• TEKS BACAAN:
------------------------------------------------------------------------
WALI ANAK ZINA 1 (Tim Pembukuan Bahtsul Masa-iel, Santri Lirboyo Menjawab: Majmu’ah Keputusan Bahtsul Masa-iel, 2010), 217
WALI ANAK ZINA 1
(Tim Pembukuan Bahtsul Masa-iel, Santri Lirboyo Menjawab: Majmu’ah
Keputusan Bahtsul Masa-iel, 2010), 217
a.
Siapaka Wali Dari nak Zina Tersebut?
Syara’
memberlakukan perwalian dalam pernikahan sebagai wujud antisipasi tercorengnya
nama baik keluarga. Oleh karena itu, seorang wali disunnahkan menawarkan
putrinya pada pria-pria shaleh, seperti yang telah dilakukan oleh sahabat Umar
bin Khattab yang menawarkan putrinya Hafsah pada para sahabat dan akhirnya
dinikahi oleh Rosululloh SAW. Bahkan Nabi Syu’aib juga menawarkan putrinya pada
Nabi Musa sebagaimana yang dijelaskan dalam al- qur’an surat al- qashash: 27
قَالَ إِنِّي أُرِيدُ
أَنْ أُنْكِحَكَ إِحْدَى ابْنَتَيَّ هَاتَيْنِ عَلَى أَنْ تَأْجُرَنِي ثَمَانِيَ
حِجَجٍ فَإِنْ أَتْمَمْتَ عَشْرًا فَمِنْ عِنْدِكَ وَمَا أُرِيدُ أَنْ أَشُقَّ
عَلَيْكَ سَتَجِدُنِي إِنْ شَاءَ اللَّهُ مِنَ الصَّالِحِينَ (27)
“Berkatalah Dia (Syu’aib): “Sesungguhnya aku bermaksud menikahkan
enkau dengan salah satu dari dua anak perempuanku ini, atas dasar bahwa kamu
bekerja denganku selama delapan tahun dan jika kamu cukupkan (genapkan) sepuluh
tahun, maka itu adalah (suatu kebaikan) dari kamu. Maka aku tidak hendak
memberati kamu dan kamu insyaalloh akan mendapatiku termasuk orang-orang yang
baik.”
Secara global,
hak perwalian nikah ditetapkan dengan dua hal; pertama melalui jalur nasab
seperti ayah, kakek dan lain-lain. Kedua melalui jalur hukum, seperri wali
hakim (penghulu) dan muhakkam (seorang laki-laki yang ‘adil yang diminta
menjadi wali nikah).
------------------------------------------------------------------------
• DAFTAR ENTRI:
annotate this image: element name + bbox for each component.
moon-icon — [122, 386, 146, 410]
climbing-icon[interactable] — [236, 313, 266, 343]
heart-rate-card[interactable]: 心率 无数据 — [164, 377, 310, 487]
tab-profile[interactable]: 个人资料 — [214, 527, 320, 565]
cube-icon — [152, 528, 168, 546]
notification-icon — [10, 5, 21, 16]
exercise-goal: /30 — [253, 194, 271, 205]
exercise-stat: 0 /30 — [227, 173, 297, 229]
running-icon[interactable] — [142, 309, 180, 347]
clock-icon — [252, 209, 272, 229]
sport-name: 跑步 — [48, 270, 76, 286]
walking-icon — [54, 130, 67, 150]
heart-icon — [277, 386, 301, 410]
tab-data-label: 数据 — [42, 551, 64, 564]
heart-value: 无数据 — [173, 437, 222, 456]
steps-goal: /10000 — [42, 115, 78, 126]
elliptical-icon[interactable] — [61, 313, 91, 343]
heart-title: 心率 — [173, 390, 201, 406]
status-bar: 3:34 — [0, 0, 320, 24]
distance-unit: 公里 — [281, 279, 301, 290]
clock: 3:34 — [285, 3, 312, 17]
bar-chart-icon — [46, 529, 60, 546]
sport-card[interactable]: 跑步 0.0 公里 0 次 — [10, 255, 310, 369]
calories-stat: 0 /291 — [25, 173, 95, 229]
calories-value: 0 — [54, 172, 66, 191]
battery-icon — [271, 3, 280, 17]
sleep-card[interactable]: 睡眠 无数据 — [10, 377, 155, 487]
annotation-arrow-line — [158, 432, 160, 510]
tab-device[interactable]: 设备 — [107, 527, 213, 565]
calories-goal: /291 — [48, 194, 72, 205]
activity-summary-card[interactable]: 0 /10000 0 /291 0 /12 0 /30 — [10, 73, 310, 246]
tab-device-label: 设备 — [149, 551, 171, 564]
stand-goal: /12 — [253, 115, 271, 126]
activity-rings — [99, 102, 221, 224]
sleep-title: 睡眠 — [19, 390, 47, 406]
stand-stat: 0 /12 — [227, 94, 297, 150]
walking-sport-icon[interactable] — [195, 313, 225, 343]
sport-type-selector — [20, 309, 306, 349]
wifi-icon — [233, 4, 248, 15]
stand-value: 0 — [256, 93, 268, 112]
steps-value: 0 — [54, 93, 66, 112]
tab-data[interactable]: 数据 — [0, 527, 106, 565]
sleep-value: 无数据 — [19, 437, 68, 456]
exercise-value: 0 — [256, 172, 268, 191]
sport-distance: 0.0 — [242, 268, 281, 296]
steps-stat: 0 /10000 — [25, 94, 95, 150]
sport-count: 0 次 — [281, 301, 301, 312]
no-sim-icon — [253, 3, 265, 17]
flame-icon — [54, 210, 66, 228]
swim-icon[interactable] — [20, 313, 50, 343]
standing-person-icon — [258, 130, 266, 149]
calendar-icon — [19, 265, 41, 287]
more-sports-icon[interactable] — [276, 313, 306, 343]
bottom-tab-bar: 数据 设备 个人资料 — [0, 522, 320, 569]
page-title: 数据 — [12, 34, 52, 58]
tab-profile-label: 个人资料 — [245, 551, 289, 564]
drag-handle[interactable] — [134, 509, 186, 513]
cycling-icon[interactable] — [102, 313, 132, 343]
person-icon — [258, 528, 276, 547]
------------------------------------------------------------------------
• SOAL LATIHAN: Lanjutkan teks bacaan tentang wali nikah anak zina, dimulai setelah kalimat terakhirnya.

• JAWABAN LATIHAN:
Seperti dalam penjelasan-penjelasan
sebelumnya, bahwa perwalian bagi seorang wanita merupakan sesuatu yang telah
ditetapkan dalamhadits, seperti yang telah diriwayatkan oleh Ibnu Hibban:
لاَنِكَاحَ إِلاَّ بِوَلِيٍّ وَشَاهِدَيْ عَدْلٍ وَمَاكَانَ
مِنْ نِكَاحٍ عَلَى غَيْرِ ذَالِكَ فَهُوَ بَاطِلٌ
“Tidak ada pernikahan (yang sah) kecuali dengan seorang wali dan
dua orang saksi yang ‘adil, pernikahan yang tidak semacam itu maka
pernikahannya batal.”
(HR. Ibnu Hibban)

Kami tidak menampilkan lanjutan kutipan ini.